Prompt
State how many lines of the records contain the string "meynung", and give no other information.

Extracted records
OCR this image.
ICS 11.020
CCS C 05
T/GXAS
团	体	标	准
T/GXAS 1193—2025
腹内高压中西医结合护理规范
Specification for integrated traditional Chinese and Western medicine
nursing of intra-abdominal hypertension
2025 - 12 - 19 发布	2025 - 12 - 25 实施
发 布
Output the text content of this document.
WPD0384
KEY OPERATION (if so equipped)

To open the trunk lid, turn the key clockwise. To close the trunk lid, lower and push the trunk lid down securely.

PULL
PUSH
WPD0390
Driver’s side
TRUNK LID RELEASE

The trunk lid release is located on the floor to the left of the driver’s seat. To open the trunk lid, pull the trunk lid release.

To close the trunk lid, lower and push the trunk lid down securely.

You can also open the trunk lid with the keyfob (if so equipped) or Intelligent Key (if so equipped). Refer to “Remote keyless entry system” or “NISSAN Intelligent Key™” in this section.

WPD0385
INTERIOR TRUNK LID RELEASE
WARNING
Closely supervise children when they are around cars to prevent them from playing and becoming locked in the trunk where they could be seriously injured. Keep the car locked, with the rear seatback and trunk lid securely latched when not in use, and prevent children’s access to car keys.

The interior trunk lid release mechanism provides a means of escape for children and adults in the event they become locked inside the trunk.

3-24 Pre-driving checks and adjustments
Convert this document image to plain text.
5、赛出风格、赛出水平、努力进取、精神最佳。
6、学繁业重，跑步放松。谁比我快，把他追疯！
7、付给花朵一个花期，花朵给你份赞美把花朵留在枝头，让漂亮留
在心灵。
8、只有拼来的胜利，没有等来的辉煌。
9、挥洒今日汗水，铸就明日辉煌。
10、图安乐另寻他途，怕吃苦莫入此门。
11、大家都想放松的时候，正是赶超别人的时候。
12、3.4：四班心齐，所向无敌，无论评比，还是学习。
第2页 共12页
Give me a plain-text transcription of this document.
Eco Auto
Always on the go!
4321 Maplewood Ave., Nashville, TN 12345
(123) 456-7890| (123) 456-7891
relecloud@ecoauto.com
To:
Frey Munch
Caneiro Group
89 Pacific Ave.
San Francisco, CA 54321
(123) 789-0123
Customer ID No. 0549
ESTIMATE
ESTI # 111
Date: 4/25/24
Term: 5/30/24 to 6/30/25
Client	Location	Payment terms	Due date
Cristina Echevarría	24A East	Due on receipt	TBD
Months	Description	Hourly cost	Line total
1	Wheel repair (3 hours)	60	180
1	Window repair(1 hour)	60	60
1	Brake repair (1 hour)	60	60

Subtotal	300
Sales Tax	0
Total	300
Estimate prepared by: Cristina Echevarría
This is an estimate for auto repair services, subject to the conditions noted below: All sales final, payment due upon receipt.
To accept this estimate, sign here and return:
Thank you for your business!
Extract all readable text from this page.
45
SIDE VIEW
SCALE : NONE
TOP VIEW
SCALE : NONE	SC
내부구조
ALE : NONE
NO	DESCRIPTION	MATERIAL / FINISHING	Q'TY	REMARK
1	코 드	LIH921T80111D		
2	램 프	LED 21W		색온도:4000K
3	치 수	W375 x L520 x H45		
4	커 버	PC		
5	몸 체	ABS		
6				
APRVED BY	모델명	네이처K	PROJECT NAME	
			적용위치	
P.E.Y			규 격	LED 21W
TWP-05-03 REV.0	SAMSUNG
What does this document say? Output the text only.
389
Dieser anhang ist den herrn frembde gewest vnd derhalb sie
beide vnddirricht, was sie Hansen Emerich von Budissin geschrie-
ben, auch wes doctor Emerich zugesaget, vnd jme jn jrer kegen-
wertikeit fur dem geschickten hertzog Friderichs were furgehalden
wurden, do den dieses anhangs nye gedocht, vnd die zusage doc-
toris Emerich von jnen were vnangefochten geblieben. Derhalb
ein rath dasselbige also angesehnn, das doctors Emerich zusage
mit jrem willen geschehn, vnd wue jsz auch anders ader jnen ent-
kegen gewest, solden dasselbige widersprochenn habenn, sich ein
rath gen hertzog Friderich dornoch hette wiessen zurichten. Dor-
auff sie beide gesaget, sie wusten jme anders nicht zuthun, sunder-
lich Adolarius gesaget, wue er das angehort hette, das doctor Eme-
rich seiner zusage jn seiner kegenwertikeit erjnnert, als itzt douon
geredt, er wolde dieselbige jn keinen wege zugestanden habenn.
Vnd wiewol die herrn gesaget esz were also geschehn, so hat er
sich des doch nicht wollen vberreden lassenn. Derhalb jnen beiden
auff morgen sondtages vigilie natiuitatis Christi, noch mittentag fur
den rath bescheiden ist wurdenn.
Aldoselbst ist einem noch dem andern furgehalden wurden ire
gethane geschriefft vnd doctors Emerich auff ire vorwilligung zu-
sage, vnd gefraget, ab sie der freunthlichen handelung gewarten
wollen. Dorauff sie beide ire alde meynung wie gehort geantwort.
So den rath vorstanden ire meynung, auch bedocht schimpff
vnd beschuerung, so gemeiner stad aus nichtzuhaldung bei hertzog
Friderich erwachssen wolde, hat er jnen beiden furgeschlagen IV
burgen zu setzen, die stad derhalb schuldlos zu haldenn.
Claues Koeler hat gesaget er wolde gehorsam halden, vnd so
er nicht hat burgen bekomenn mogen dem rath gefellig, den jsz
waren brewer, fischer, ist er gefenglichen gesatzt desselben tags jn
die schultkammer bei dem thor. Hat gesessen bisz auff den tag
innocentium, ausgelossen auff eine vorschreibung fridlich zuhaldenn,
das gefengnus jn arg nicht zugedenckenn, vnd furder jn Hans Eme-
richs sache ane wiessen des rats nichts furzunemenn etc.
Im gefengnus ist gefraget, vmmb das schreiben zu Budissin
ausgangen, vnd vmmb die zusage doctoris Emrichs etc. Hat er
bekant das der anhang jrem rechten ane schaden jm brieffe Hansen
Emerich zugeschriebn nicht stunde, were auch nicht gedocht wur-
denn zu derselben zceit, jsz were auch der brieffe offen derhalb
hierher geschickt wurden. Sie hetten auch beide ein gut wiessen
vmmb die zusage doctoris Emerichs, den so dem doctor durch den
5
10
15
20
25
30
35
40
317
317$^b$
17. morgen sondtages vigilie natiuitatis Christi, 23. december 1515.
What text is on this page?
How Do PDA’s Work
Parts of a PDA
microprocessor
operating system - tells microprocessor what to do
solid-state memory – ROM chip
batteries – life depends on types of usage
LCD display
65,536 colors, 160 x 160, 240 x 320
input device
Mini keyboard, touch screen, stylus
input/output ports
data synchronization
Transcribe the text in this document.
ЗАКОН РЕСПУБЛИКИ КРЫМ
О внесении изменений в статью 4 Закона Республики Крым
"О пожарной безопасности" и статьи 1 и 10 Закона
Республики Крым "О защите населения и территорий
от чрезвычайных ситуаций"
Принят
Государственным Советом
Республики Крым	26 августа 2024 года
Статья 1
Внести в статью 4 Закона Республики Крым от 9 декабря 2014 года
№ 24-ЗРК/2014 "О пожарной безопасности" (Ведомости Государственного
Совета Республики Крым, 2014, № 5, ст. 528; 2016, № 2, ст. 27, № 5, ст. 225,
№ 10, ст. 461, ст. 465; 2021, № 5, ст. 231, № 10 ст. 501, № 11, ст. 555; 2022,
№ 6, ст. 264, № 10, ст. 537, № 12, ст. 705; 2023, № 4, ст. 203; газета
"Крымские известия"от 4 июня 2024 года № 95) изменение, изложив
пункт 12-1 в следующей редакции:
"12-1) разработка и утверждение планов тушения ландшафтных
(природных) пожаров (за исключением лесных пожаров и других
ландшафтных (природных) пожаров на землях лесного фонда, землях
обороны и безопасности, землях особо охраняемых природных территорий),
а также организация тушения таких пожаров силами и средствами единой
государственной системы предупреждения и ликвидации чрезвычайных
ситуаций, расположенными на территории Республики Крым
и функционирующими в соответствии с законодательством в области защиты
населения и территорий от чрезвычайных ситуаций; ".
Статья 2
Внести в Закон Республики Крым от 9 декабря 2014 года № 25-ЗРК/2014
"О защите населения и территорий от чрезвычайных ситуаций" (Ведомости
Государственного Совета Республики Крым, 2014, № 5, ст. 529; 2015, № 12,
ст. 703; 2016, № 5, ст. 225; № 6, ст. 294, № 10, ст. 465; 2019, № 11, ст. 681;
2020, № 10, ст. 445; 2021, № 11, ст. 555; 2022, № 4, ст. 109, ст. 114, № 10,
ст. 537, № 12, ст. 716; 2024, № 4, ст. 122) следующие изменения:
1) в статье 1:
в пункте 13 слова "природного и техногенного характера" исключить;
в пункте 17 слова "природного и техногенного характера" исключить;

Complete response
2